[A block of data]
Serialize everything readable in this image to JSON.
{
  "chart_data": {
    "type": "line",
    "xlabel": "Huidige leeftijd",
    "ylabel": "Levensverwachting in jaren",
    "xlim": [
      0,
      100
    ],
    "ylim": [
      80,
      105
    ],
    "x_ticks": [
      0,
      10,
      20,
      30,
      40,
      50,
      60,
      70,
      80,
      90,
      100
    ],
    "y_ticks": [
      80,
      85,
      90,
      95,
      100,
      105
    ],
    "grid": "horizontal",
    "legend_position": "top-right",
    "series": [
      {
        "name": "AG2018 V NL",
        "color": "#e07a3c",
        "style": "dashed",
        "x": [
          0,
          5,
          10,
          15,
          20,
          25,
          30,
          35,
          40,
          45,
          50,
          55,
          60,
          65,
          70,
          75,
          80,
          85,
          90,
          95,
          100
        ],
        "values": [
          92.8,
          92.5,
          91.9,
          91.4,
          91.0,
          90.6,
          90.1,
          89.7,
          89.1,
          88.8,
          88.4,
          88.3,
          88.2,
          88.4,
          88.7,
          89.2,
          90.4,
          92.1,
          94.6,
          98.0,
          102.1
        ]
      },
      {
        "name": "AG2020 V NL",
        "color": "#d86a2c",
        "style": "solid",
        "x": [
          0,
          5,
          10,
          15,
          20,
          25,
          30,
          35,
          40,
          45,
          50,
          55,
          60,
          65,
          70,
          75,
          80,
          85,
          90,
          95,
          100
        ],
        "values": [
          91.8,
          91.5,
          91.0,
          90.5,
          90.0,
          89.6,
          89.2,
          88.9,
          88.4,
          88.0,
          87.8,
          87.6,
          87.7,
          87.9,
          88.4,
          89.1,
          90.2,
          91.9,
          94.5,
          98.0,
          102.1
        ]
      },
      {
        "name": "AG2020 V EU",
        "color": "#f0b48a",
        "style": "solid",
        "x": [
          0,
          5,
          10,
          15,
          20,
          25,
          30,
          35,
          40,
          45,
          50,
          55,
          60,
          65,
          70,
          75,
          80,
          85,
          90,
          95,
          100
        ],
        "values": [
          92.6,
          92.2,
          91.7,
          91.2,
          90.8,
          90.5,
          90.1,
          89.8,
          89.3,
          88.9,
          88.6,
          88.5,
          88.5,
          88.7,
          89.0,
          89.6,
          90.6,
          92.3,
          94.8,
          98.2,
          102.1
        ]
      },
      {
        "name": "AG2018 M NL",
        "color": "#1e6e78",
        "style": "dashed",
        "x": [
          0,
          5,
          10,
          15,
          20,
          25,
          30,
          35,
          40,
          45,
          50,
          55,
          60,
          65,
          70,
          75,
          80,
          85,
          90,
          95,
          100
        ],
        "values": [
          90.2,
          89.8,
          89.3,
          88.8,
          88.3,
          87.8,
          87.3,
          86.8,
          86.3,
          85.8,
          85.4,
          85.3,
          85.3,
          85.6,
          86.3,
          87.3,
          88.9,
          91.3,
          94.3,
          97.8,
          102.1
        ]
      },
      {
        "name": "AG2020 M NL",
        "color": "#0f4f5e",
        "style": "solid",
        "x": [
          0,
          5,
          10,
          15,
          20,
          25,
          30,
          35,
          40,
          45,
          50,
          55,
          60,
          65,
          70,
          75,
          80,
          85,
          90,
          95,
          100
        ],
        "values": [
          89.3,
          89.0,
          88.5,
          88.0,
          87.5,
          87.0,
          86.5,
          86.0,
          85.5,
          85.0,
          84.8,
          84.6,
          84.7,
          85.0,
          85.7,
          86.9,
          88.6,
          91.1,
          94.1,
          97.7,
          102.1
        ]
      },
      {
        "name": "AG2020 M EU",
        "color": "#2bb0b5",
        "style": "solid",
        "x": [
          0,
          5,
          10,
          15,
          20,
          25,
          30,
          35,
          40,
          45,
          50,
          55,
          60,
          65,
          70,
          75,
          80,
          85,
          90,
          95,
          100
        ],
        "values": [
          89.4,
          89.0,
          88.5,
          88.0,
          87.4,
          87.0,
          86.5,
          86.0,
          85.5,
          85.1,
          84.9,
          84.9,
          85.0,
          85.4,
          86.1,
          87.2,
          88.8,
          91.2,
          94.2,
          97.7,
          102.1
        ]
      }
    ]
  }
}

» Task details: Quote all of the entries exactly as they appear.

» Finished answer:
Serialize everything readable in this image to JSON.
{
  "chart_data": {
    "type": "line",
    "xlabel": "Huidige leeftijd",
    "ylabel": "Levensverwachting in jaren",
    "xlim": [
      0,
      100
    ],
    "ylim": [
      80,
      105
    ],
    "x_ticks": [
      0,
      10,
      20,
      30,
      40,
      50,
      60,
      70,
      80,
      90,
      100
    ],
    "y_ticks": [
      80,
      85,
      90,
      95,
      100,
      105
    ],
    "grid": "horizontal",
    "legend_position": "top-right",
    "series": [
      {
        "name": "AG2018 V NL",
        "color": "#e07a3c",
        "style": "dashed",
        "x": [
          0,
          5,
          10,
          15,
          20,
          25,
          30,
          35,
          40,
          45,
          50,
          55,
          60,
          65,
          70,
          75,
          80,
          85,
          90,
          95,
          100
        ],
        "values": [
          92.8,
          92.5,
          91.9,
          91.4,
          91.0,
          90.6,
          90.1,
          89.7,
          89.1,
          88.8,
          88.4,
          88.3,
          88.2,
          88.4,
          88.7,
          89.2,
          90.4,
          92.1,
          94.6,
          98.0,
          102.1
        ]
      },
      {
        "name": "AG2020 V NL",
        "color": "#d86a2c",
        "style": "solid",
        "x": [
          0,
          5,
          10,
          15,
          20,
          25,
          30,
          35,
          40,
          45,
          50,
          55,
          60,
          65,
          70,
          75,
          80,
          85,
          90,
          95,
          100
        ],
        "values": [
          91.8,
          91.5,
          91.0,
          90.5,
          90.0,
          89.6,
          89.2,
          88.9,
          88.4,
          88.0,
          87.8,
          87.6,
          87.7,
          87.9,
          88.4,
          89.1,
          90.2,
          91.9,
          94.5,
          98.0,
          102.1
        ]
      },
      {
        "name": "AG2020 V EU",
        "color": "#f0b48a",
        "style": "solid",
        "x": [
          0,
          5,
          10,
          15,
          20,
          25,
          30,
          35,
          40,
          45,
          50,
          55,
          60,
          65,
          70,
          75,
          80,
          85,
          90,
          95,
          100
        ],
        "values": [
          92.6,
          92.2,
          91.7,
          91.2,
          90.8,
          90.5,
          90.1,
          89.8,
          89.3,
          88.9,
          88.6,
          88.5,
          88.5,
          88.7,
          89.0,
          89.6,
          90.6,
          92.3,
          94.8,
          98.2,
          102.1
        ]
      },
      {
        "name": "AG2018 M NL",
        "color": "#1e6e78",
        "style": "dashed",
        "x": [
          0,
          5,
          10,
          15,
          20,
          25,
          30,
          35,
          40,
          45,
          50,
          55,
          60,
          65,
          70,
          75,
          80,
          85,
          90,
          95,
          100
        ],
        "values": [
          90.2,
          89.8,
          89.3,
          88.8,
          88.3,
          87.8,
          87.3,
          86.8,
          86.3,
          85.8,
          85.4,
          85.3,
          85.3,
          85.6,
          86.3,
          87.3,
          88.9,
          91.3,
          94.3,
          97.8,
          102.1
        ]
      },
      {
        "name": "AG2020 M NL",
        "color": "#0f4f5e",
        "style": "solid",
        "x": [
          0,
          5,
          10,
          15,
          20,
          25,
          30,
          35,
          40,
          45,
          50,
          55,
          60,
          65,
          70,
          75,
          80,
          85,
          90,
          95,
          100
        ],
        "values": [
          89.3,
          89.0,
          88.5,
          88.0,
          87.5,
          87.0,
          86.5,
          86.0,
          85.5,
          85.0,
          84.8,
          84.6,
          84.7,
          85.0,
          85.7,
          86.9,
          88.6,
          91.1,
          94.1,
          97.7,
          102.1
        ]
      },
      {
        "name": "AG2020 M EU",
        "color": "#2bb0b5",
        "style": "solid",
        "x": [
          0,
          5,
          10,
          15,
          20,
          25,
          30,
          35,
          40,
          45,
          50,
          55,
          60,
          65,
          70,
          75,
          80,
          85,
          90,
          95,
          100
        ],
        "values": [
          89.4,
          89.0,
          88.5,
          88.0,
          87.4,
          87.0,
          86.5,
          86.0,
          85.5,
          85.1,
          84.9,
          84.9,
          85.0,
          85.4,
          86.1,
          87.2,
          88.8,
          91.2,
          94.2,
          97.7,
          102.1
        ]
      }
    ]
  }
}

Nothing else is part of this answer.